Figure contents as structured data:
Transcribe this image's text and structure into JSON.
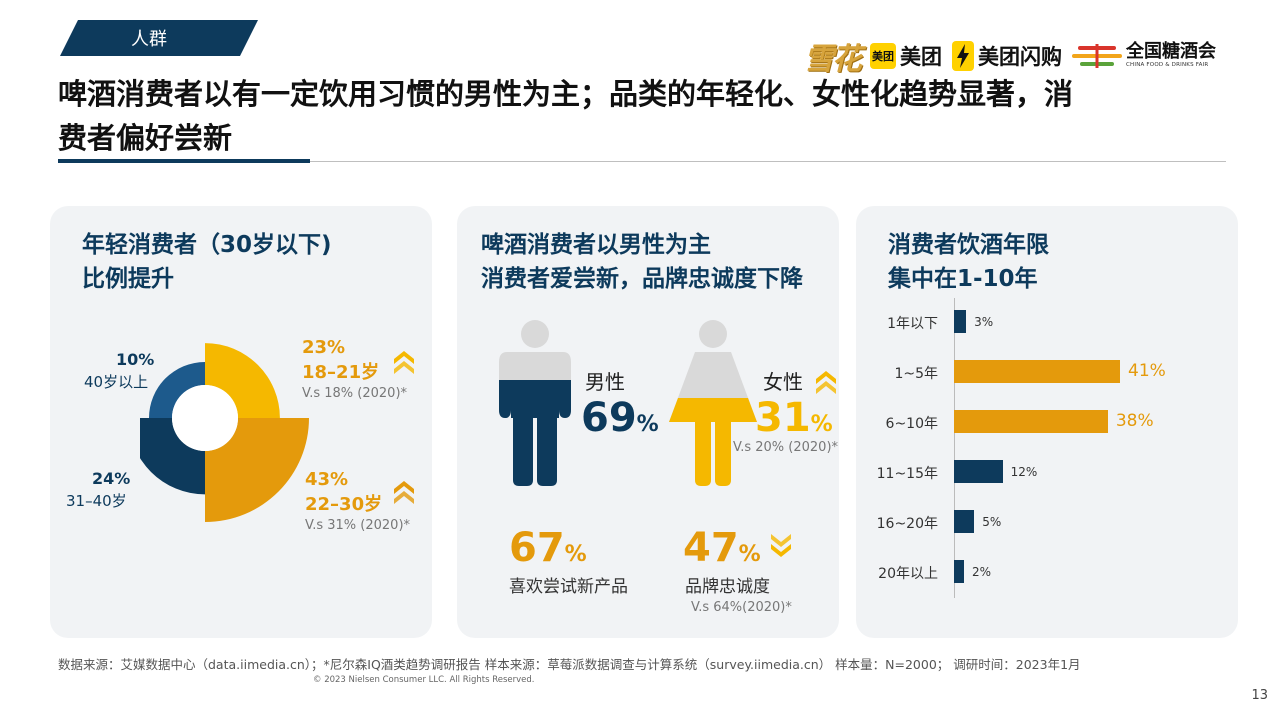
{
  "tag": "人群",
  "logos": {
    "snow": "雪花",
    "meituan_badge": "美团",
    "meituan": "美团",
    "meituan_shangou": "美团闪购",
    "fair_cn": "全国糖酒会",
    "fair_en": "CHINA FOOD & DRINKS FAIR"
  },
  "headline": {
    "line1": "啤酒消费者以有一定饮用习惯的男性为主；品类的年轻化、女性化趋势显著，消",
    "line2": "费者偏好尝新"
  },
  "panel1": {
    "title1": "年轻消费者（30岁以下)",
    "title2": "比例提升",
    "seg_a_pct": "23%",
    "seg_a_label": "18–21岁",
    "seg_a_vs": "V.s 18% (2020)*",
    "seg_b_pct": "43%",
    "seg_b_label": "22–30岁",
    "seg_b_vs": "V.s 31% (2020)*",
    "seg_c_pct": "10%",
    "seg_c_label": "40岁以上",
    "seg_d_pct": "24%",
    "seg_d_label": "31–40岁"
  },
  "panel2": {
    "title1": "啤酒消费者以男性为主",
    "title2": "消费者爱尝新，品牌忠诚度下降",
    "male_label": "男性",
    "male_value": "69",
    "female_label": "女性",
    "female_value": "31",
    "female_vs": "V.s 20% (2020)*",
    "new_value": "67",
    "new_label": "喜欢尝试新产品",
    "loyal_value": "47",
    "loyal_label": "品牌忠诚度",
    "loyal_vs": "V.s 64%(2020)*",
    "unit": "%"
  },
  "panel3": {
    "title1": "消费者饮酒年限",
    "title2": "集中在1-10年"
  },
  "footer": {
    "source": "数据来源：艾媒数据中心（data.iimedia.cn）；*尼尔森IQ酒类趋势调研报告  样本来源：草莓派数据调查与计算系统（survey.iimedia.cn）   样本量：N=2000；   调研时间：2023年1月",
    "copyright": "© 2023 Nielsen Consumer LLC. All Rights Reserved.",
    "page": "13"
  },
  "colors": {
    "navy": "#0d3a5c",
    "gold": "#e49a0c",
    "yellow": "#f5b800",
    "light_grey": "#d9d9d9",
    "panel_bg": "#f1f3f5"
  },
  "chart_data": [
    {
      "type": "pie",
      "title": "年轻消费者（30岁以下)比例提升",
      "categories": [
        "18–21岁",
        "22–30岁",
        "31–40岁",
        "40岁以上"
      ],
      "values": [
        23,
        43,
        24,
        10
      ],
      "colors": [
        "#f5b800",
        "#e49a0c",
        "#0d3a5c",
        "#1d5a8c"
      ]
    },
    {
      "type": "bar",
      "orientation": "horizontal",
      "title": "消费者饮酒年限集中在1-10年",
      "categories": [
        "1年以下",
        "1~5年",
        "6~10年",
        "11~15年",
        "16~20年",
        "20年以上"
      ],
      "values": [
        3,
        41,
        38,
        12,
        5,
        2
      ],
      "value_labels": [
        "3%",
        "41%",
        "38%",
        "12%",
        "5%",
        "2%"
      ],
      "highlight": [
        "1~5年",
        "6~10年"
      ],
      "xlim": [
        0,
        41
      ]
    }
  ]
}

» **WHAT IS BEING ASKED**
Return each line exactly as written. Any picture gets left out.

» **ANSWER TO THE TASK**
Transcribe this image's text and structure into JSON.
{
  "tag": "人群",
  "logos": {
    "snow": "雪花",
    "meituan_badge": "美团",
    "meituan": "美团",
    "meituan_shangou": "美团闪购",
    "fair_cn": "全国糖酒会",
    "fair_en": "CHINA FOOD & DRINKS FAIR"
  },
  "headline": {
    "line1": "啤酒消费者以有一定饮用习惯的男性为主；品类的年轻化、女性化趋势显著，消",
    "line2": "费者偏好尝新"
  },
  "panel1": {
    "title1": "年轻消费者（30岁以下)",
    "title2": "比例提升",
    "seg_a_pct": "23%",
    "seg_a_label": "18–21岁",
    "seg_a_vs": "V.s 18% (2020)*",
    "seg_b_pct": "43%",
    "seg_b_label": "22–30岁",
    "seg_b_vs": "V.s 31% (2020)*",
    "seg_c_pct": "10%",
    "seg_c_label": "40岁以上",
    "seg_d_pct": "24%",
    "seg_d_label": "31–40岁"
  },
  "panel2": {
    "title1": "啤酒消费者以男性为主",
    "title2": "消费者爱尝新，品牌忠诚度下降",
    "male_label": "男性",
    "male_value": "69",
    "female_label": "女性",
    "female_value": "31",
    "female_vs": "V.s 20% (2020)*",
    "new_value": "67",
    "new_label": "喜欢尝试新产品",
    "loyal_value": "47",
    "loyal_label": "品牌忠诚度",
    "loyal_vs": "V.s 64%(2020)*",
    "unit": "%"
  },
  "panel3": {
    "title1": "消费者饮酒年限",
    "title2": "集中在1-10年"
  },
  "footer": {
    "source": "数据来源：艾媒数据中心（data.iimedia.cn）；*尼尔森IQ酒类趋势调研报告  样本来源：草莓派数据调查与计算系统（survey.iimedia.cn）   样本量：N=2000；   调研时间：2023年1月",
    "copyright": "© 2023 Nielsen Consumer LLC. All Rights Reserved.",
    "page": "13"
  },
  "colors": {
    "navy": "#0d3a5c",
    "gold": "#e49a0c",
    "yellow": "#f5b800",
    "light_grey": "#d9d9d9",
    "panel_bg": "#f1f3f5"
  },
  "chart_data": [
    {
      "type": "pie",
      "title": "年轻消费者（30岁以下)比例提升",
      "categories": [
        "18–21岁",
        "22–30岁",
        "31–40岁",
        "40岁以上"
      ],
      "values": [
        23,
        43,
        24,
        10
      ],
      "colors": [
        "#f5b800",
        "#e49a0c",
        "#0d3a5c",
        "#1d5a8c"
      ]
    },
    {
      "type": "bar",
      "orientation": "horizontal",
      "title": "消费者饮酒年限集中在1-10年",
      "categories": [
        "1年以下",
        "1~5年",
        "6~10年",
        "11~15年",
        "16~20年",
        "20年以上"
      ],
      "values": [
        3,
        41,
        38,
        12,
        5,
        2
      ],
      "value_labels": [
        "3%",
        "41%",
        "38%",
        "12%",
        "5%",
        "2%"
      ],
      "highlight": [
        "1~5年",
        "6~10年"
      ],
      "xlim": [
        0,
        41
      ]
    }
  ]
}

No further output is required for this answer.